> _Work to do_: Lines containing the string "جعفر" are to be collected in full.

> _The data_:
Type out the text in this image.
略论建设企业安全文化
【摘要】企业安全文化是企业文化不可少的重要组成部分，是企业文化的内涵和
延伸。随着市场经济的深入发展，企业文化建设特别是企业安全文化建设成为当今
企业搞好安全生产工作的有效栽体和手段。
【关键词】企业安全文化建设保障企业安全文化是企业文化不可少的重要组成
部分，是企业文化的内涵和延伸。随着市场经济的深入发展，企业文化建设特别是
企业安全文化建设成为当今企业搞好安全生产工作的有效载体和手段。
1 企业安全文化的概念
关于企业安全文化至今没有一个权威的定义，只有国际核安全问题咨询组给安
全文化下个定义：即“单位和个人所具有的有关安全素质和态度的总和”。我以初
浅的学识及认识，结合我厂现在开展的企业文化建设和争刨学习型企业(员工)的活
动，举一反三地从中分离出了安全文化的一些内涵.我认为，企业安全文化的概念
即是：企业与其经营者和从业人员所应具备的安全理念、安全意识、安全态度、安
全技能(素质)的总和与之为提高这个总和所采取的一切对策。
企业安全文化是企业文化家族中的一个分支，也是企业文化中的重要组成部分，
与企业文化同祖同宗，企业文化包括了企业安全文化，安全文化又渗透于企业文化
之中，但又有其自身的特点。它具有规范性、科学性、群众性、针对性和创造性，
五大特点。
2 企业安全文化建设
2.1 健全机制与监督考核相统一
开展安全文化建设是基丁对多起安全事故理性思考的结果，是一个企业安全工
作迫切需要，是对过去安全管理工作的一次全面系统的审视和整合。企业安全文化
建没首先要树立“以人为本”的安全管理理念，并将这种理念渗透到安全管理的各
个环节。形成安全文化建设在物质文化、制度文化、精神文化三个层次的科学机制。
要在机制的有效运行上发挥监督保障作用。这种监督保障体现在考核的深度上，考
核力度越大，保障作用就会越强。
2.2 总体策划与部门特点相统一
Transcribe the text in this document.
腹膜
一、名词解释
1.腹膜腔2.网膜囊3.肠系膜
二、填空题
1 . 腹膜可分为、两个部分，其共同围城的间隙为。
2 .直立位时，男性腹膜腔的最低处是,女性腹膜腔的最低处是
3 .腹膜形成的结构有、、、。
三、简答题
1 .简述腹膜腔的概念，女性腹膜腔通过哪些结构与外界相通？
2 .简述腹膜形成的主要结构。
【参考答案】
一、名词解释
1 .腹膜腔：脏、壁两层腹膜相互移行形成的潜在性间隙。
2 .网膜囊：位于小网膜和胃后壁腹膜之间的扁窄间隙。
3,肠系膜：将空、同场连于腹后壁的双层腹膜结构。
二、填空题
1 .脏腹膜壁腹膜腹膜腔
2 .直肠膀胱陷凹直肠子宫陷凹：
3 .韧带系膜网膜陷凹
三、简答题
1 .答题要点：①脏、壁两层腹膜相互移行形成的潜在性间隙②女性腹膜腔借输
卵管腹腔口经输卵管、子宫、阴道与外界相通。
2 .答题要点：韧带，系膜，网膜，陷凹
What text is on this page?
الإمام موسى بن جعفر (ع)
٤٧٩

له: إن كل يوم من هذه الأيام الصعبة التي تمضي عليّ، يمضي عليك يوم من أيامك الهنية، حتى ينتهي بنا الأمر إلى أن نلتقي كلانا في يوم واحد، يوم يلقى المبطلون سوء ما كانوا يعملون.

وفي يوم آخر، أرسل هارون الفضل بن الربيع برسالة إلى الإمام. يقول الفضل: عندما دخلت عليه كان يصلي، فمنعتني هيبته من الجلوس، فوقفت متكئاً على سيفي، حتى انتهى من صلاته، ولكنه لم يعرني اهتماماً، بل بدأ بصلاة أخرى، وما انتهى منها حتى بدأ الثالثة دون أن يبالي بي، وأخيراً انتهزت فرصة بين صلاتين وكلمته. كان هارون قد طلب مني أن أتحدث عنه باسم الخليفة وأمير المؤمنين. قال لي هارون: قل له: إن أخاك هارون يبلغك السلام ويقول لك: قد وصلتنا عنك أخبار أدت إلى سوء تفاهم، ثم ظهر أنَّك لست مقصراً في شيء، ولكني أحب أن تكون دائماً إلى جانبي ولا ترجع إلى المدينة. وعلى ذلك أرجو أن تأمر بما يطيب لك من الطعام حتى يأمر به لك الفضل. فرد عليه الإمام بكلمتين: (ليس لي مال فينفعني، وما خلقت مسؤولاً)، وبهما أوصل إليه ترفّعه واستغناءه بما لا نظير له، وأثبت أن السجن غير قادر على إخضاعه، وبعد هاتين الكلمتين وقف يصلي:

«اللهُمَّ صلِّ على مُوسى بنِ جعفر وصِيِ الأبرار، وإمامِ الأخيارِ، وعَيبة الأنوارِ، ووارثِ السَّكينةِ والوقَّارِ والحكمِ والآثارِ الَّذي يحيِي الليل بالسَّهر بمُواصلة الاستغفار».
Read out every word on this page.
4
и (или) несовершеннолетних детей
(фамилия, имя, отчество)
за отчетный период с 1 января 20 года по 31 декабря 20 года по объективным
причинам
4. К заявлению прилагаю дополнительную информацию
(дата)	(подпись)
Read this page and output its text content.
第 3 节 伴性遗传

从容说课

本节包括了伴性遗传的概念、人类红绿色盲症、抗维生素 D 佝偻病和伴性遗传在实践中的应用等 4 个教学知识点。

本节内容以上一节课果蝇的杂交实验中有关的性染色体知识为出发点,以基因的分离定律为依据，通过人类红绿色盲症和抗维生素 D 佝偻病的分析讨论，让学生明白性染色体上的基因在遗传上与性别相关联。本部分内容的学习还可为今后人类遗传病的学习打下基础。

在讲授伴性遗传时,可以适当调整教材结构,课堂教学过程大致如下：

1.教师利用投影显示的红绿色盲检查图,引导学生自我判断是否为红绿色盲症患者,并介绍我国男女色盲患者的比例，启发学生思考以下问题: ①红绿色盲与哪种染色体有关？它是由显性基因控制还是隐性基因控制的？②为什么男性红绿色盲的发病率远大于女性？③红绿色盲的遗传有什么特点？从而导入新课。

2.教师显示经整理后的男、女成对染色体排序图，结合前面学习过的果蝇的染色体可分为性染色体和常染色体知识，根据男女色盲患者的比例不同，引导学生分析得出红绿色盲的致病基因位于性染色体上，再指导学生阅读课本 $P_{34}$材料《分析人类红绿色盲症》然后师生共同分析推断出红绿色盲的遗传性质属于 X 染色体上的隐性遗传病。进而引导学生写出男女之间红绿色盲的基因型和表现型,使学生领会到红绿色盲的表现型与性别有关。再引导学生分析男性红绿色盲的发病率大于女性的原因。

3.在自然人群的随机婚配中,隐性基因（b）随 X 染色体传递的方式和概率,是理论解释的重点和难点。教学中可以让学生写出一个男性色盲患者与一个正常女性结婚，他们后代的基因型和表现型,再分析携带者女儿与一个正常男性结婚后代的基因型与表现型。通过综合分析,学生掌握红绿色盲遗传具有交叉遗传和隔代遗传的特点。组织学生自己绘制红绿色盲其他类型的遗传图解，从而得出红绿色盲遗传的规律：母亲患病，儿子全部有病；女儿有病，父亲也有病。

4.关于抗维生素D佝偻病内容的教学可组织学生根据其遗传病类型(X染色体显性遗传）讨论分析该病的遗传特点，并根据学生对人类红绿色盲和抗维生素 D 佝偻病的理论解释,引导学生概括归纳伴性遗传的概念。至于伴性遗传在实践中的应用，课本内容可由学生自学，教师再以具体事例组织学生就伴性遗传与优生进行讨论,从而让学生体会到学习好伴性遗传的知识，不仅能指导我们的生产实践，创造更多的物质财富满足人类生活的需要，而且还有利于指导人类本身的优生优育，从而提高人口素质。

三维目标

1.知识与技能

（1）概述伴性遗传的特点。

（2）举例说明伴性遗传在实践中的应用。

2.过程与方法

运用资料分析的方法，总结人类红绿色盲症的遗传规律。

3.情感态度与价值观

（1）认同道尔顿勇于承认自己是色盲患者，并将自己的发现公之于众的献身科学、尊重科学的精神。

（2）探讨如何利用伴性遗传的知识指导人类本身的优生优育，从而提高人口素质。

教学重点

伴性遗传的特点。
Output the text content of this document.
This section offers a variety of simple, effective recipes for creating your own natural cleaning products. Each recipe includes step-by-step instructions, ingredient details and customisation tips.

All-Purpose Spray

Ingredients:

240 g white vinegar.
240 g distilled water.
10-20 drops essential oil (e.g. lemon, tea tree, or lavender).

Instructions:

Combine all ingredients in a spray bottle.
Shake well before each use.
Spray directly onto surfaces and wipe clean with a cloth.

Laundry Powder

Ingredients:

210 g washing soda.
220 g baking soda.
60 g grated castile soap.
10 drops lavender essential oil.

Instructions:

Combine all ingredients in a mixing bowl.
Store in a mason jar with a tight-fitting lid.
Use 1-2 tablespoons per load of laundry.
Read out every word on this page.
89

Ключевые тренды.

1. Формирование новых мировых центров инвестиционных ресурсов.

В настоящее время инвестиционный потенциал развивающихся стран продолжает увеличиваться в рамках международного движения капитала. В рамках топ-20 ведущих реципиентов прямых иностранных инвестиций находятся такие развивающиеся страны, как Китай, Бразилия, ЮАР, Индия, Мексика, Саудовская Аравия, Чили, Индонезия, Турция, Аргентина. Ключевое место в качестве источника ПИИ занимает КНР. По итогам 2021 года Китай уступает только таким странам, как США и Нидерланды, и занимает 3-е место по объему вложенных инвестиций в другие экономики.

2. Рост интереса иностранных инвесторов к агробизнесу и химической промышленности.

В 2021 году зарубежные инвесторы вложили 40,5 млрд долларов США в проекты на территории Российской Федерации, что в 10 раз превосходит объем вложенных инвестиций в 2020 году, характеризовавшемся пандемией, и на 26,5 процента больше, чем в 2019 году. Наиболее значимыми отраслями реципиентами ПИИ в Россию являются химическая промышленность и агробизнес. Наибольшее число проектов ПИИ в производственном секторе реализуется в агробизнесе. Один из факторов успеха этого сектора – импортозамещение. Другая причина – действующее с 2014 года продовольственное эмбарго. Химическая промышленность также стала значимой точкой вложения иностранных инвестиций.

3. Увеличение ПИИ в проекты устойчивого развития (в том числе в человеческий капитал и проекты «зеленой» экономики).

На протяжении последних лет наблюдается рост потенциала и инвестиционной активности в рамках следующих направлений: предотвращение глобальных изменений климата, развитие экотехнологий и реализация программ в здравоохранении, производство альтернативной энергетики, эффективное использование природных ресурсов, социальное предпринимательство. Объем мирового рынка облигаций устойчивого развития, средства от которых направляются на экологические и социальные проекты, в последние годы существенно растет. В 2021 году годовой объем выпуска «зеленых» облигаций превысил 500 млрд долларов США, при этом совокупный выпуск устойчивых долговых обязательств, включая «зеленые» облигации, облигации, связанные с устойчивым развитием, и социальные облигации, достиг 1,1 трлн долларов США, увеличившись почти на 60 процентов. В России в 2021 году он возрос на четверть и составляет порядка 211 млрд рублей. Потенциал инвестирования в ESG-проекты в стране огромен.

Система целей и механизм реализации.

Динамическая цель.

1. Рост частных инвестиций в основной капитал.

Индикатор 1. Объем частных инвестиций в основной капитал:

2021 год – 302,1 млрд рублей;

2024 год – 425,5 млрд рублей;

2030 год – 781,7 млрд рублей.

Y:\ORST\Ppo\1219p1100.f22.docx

> _Task solution_:
الإمام موسى بن جعفر (ع)
«اللهُمَّ صلِّ على مُوسى بنِ جعفر وصِيِ الأبرار، وإمامِ الأخيارِ، وعَيبة الأنوارِ، ووارثِ السَّكينةِ والوقَّارِ والحكمِ والآثارِ الَّذي يحيِي الليل بالسَّهر بمُواصلة الاستغفار».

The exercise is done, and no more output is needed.